**Brief**
Every line of the data that contains the string "Resolution" must be copied.

☆ ☆ ☆ ☆ ☆

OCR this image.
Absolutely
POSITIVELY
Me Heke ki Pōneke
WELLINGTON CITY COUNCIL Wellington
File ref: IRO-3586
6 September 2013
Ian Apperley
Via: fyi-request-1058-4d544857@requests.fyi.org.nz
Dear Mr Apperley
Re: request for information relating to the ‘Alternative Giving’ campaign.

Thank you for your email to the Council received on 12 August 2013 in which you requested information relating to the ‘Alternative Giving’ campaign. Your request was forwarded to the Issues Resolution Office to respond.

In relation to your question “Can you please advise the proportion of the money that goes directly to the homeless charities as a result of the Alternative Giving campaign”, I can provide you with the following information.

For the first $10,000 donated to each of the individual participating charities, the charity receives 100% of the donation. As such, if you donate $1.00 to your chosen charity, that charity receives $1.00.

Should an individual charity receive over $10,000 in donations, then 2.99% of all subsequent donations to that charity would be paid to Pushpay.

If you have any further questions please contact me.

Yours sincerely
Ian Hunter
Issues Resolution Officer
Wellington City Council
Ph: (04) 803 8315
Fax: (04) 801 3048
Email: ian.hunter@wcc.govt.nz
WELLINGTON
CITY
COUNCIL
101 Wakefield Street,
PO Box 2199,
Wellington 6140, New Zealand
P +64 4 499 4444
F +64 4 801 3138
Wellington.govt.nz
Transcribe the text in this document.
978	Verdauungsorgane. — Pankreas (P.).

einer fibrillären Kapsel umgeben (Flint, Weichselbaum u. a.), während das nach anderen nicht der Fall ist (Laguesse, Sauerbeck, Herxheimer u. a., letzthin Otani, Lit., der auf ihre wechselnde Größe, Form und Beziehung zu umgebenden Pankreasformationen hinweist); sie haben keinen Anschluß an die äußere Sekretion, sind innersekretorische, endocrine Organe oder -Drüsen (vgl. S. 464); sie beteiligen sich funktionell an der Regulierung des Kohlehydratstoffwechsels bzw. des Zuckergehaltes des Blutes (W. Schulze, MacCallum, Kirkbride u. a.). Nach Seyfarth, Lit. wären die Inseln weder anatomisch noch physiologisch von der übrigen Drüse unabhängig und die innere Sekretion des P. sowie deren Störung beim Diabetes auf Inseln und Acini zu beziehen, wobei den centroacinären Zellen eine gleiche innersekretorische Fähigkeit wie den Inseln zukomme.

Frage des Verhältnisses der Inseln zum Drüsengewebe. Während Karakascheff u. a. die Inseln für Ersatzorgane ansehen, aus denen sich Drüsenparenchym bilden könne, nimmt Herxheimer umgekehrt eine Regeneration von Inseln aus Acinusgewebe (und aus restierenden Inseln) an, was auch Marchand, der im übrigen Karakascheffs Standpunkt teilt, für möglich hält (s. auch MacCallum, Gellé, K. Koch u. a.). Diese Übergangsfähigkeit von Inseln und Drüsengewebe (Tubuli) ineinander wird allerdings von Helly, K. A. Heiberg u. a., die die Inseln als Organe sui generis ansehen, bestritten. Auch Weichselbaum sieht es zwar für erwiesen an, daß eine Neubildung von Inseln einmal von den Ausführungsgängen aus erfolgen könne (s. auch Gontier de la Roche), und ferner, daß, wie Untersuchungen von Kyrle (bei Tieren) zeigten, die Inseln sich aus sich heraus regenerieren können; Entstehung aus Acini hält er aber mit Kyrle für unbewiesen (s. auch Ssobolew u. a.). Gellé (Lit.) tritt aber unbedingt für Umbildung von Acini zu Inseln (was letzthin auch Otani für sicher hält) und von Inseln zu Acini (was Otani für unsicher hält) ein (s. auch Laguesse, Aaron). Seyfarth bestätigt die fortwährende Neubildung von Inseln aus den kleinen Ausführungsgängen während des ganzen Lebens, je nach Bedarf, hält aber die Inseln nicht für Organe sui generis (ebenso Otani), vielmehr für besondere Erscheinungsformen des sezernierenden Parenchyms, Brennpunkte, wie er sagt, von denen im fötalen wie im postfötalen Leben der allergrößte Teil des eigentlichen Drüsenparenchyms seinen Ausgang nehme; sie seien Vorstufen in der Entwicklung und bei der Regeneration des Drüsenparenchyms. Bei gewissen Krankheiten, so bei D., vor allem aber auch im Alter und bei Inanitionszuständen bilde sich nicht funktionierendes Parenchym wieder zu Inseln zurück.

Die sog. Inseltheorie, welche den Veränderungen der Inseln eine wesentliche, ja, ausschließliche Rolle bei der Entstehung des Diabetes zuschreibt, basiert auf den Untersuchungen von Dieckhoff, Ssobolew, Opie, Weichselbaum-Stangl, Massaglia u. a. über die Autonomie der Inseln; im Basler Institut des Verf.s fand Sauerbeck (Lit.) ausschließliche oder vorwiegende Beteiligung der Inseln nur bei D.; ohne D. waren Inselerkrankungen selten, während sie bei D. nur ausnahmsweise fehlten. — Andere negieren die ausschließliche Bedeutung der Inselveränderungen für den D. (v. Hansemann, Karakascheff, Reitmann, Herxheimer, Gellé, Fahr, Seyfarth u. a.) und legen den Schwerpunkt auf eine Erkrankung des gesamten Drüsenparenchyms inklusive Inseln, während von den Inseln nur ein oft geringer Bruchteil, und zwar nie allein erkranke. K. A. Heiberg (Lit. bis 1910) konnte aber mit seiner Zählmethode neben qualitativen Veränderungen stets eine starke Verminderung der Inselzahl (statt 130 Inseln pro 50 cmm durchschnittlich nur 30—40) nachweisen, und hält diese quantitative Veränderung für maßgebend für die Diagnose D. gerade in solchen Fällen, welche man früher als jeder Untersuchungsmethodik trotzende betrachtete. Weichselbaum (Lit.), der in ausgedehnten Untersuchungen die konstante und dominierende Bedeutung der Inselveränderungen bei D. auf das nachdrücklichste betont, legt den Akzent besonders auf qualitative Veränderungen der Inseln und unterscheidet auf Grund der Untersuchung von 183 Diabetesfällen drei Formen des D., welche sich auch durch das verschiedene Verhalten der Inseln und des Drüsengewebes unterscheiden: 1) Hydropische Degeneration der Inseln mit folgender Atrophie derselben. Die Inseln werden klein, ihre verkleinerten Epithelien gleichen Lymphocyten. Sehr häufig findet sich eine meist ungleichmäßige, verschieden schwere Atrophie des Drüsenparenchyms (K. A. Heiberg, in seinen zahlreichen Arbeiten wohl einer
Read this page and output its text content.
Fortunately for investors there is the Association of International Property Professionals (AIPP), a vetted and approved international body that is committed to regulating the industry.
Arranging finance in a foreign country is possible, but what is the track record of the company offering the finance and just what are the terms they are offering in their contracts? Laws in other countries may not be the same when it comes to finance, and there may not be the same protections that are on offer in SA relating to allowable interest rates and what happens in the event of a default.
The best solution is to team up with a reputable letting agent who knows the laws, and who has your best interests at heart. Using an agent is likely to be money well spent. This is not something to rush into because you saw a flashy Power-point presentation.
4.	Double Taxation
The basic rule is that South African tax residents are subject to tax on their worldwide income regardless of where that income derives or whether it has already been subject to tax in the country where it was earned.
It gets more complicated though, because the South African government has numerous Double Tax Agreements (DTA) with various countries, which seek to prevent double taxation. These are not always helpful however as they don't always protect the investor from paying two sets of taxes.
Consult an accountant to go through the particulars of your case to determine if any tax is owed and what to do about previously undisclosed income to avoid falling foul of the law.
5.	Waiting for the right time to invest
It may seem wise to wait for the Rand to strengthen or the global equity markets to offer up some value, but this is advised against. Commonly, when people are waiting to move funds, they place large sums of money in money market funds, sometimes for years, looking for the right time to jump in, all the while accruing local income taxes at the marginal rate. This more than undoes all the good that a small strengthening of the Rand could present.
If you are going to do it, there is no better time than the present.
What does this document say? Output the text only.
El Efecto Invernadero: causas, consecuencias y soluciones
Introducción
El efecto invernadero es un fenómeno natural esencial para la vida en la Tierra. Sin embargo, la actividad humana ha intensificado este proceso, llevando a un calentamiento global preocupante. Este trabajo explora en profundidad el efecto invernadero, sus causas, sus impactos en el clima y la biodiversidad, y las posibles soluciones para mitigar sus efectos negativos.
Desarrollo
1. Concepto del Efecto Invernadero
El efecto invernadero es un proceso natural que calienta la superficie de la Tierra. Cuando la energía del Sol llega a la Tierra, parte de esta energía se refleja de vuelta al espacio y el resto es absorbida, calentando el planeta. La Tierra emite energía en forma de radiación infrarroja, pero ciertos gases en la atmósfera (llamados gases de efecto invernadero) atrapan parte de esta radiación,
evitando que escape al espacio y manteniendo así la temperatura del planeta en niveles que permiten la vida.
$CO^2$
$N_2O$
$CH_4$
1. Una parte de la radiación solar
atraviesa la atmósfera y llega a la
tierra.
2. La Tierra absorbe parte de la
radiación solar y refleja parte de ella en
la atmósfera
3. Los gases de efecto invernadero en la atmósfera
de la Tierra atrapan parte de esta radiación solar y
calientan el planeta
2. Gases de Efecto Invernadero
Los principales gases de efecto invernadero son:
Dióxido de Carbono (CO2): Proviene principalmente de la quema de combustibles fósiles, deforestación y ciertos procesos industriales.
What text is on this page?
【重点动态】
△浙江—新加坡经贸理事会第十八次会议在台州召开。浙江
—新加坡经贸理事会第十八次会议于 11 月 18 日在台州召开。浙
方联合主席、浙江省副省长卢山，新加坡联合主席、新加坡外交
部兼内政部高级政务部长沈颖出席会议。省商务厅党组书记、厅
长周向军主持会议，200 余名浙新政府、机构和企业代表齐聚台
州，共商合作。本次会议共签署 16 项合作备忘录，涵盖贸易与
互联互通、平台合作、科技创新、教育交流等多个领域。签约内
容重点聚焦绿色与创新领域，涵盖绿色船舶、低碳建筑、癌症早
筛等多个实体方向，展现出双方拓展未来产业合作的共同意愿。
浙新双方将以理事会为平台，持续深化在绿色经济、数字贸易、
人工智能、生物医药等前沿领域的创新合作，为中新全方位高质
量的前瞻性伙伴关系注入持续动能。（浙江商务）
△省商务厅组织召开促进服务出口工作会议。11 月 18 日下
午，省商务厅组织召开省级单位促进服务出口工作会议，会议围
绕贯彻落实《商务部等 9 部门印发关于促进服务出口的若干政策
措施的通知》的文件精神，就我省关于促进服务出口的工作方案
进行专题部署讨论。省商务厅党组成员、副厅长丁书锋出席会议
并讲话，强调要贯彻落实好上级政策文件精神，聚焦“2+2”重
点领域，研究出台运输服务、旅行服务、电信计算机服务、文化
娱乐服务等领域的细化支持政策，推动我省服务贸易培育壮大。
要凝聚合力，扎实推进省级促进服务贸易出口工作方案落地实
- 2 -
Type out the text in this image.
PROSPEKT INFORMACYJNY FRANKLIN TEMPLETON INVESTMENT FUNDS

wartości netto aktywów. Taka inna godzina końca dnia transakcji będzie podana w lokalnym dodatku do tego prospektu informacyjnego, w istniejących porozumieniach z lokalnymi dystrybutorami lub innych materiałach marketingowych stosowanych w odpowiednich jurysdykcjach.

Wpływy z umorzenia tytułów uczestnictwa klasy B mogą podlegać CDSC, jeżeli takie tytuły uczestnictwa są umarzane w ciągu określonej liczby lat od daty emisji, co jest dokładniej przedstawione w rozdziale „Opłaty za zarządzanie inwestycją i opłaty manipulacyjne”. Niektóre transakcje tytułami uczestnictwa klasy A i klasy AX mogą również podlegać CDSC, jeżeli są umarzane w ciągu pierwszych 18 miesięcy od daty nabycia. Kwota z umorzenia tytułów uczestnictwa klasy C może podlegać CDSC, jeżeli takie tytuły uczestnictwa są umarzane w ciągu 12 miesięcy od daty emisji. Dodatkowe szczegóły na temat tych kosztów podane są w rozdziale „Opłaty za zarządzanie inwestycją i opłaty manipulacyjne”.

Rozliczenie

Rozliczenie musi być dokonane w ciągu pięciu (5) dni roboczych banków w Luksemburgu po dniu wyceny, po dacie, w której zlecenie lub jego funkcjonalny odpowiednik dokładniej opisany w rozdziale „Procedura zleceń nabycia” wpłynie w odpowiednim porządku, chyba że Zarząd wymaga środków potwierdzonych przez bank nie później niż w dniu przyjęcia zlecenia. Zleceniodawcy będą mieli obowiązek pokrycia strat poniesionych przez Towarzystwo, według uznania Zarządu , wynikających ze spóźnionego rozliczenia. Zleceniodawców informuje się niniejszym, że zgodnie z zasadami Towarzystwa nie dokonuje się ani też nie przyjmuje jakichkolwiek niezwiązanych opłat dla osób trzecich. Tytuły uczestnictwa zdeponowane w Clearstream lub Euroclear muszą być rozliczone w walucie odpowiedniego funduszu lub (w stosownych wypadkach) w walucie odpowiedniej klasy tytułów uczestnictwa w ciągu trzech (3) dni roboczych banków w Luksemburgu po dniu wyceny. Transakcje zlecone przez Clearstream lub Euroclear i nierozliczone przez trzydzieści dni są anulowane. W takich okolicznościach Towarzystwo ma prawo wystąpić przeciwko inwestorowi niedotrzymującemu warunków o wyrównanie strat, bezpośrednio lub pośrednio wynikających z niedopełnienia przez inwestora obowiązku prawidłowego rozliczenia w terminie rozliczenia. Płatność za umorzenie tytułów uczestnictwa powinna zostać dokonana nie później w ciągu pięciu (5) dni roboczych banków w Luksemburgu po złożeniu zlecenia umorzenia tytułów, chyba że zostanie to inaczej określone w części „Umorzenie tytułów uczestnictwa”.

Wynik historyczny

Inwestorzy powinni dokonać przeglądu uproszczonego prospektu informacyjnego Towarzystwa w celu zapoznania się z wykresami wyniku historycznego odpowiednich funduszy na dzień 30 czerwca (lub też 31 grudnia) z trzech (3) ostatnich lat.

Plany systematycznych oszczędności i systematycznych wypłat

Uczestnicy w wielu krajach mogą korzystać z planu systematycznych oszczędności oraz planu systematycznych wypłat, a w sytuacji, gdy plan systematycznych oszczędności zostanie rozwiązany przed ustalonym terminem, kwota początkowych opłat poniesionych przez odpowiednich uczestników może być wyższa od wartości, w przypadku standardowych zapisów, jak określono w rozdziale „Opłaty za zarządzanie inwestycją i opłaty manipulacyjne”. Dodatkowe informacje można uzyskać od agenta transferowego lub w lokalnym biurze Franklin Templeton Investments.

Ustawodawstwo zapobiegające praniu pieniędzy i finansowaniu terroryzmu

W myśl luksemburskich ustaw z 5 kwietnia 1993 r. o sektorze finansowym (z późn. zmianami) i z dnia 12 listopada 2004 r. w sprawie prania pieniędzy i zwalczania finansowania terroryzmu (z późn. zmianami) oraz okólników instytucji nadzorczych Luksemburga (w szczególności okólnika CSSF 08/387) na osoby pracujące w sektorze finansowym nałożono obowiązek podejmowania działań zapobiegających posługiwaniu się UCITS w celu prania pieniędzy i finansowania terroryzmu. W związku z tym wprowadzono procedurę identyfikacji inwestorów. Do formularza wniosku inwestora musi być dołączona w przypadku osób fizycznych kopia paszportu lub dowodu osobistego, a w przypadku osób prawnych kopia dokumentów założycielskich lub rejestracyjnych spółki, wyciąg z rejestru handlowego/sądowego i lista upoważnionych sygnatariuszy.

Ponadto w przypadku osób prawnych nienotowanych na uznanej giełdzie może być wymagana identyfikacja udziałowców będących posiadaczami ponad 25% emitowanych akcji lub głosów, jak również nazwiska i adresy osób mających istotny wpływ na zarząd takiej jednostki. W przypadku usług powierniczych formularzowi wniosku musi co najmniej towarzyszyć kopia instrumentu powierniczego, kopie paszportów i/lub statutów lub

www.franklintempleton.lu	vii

☆ ☆ ☆ ☆ ☆

**The completed task**
Thank you for your email to the Council received on 12 August 2013 in which you requested information relating to the ‘Alternative Giving’ campaign. Your request was forwarded to the Issues Resolution Office to respond.
Issues Resolution Officer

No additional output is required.